▶ _WHAT YOU ARE ASKED TO DO_: From the entries below, copy out every line with "esercizio" in it.

▶ _LISTED RECORDS_:
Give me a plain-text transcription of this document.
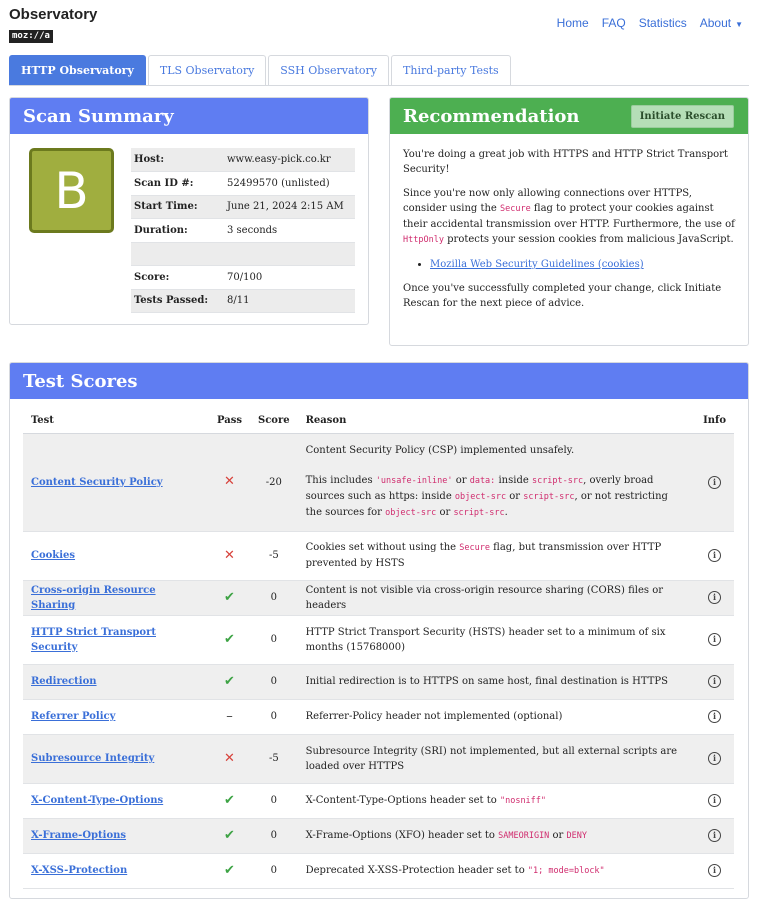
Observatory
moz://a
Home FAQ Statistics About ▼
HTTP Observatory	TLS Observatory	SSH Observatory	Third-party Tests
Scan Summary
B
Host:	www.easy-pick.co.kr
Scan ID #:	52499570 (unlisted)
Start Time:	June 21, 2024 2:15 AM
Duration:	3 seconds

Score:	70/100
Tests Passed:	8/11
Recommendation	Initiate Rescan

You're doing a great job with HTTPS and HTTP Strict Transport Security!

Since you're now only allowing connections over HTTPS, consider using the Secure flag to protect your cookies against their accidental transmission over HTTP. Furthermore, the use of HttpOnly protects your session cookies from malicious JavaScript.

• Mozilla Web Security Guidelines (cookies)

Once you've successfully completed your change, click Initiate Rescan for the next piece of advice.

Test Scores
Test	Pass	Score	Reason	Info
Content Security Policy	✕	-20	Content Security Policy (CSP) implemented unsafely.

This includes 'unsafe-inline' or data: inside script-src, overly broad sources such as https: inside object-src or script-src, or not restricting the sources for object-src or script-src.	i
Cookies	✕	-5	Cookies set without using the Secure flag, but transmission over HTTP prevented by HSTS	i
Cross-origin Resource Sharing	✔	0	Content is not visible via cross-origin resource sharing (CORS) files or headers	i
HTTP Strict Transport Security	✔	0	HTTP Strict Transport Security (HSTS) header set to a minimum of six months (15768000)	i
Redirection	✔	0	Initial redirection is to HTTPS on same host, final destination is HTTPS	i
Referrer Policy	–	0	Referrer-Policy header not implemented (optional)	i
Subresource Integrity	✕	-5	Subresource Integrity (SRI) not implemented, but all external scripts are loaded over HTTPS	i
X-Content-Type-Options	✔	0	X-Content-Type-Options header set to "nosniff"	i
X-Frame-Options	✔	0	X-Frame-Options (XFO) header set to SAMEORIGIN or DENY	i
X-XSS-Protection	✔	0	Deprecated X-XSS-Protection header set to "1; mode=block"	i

---

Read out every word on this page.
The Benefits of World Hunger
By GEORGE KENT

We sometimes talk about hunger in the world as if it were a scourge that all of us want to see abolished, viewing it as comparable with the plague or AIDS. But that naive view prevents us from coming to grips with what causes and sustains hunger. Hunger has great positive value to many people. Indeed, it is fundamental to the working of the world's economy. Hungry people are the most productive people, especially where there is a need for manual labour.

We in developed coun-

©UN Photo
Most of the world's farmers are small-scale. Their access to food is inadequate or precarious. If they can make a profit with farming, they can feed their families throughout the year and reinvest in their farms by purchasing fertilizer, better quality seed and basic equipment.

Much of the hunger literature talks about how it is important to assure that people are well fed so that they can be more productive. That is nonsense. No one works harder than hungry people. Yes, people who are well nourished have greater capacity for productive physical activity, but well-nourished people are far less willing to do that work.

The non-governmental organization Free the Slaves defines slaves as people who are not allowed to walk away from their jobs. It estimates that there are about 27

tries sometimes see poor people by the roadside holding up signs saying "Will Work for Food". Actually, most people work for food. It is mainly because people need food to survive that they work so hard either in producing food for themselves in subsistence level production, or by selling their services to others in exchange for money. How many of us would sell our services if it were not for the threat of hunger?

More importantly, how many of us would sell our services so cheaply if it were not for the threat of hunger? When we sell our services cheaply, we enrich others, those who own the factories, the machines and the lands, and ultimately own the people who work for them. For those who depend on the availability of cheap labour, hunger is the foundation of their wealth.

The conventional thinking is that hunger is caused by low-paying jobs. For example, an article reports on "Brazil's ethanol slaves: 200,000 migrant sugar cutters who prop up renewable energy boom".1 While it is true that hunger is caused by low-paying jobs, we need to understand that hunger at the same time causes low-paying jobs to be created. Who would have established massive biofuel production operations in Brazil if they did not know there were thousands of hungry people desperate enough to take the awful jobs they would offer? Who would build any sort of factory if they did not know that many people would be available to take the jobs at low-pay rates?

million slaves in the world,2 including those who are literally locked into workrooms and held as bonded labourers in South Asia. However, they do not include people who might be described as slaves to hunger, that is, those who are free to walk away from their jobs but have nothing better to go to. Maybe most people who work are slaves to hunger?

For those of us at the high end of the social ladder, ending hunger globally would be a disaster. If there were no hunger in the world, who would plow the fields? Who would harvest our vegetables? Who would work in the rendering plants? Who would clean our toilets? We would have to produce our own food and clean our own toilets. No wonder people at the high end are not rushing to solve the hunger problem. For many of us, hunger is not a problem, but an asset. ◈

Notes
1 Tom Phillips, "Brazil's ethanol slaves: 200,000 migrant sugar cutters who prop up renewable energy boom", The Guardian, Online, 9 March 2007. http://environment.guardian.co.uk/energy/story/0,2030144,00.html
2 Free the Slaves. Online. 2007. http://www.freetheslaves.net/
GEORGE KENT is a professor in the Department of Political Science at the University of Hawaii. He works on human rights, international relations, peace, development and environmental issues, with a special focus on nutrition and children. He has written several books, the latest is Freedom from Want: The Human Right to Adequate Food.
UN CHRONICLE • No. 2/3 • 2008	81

...

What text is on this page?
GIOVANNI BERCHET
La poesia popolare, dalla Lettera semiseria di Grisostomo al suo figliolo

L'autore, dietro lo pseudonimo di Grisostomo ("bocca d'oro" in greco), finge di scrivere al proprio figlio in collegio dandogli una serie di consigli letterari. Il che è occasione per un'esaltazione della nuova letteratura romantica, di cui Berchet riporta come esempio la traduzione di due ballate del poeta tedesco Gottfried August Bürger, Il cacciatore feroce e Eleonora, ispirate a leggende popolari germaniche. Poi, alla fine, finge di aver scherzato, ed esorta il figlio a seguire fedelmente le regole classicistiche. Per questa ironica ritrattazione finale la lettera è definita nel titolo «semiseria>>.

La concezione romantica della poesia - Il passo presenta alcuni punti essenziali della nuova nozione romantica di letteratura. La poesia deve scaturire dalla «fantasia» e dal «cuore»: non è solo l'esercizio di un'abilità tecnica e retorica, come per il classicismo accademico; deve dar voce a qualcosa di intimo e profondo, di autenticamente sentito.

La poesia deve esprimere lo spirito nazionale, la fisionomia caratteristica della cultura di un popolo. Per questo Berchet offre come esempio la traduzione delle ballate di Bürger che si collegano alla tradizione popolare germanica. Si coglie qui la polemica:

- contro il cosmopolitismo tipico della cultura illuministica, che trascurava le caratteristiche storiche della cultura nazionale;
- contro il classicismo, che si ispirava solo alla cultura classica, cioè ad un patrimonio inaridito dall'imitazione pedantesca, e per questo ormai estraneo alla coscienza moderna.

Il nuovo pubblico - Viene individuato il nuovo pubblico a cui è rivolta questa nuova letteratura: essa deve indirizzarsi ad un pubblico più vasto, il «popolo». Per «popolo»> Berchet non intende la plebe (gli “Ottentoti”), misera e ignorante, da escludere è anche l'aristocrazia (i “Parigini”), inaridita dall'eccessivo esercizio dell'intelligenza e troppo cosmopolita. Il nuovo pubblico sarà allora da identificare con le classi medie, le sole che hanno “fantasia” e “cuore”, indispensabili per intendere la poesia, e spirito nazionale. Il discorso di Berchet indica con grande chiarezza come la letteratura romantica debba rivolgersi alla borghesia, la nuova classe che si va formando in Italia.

▶ _EXPECTED ANSWER_:
La concezione romantica della poesia - Il passo presenta alcuni punti essenziali della nuova nozione romantica di letteratura. La poesia deve scaturire dalla «fantasia» e dal «cuore»: non è solo l'esercizio di un'abilità tecnica e retorica, come per il classicismo accademico; deve dar voce a qualcosa di intimo e profondo, di autenticamente sentito.
Il nuovo pubblico - Viene individuato il nuovo pubblico a cui è rivolta questa nuova letteratura: essa deve indirizzarsi ad un pubblico più vasto, il «popolo». Per «popolo»> Berchet non intende la plebe (gli “Ottentoti”), misera e ignorante, da escludere è anche l'aristocrazia (i “Parigini”), inaridita dall'eccessivo esercizio dell'intelligenza e troppo cosmopolita. Il nuovo pubblico sarà allora da identificare con le classi medie, le sole che hanno “fantasia” e “cuore”, indispensabili per intendere la poesia, e spirito nazionale. Il discorso di Berchet indica con grande chiarezza come la letteratura romantica debba rivolgersi alla borghesia, la nuova classe che si va formando in Italia.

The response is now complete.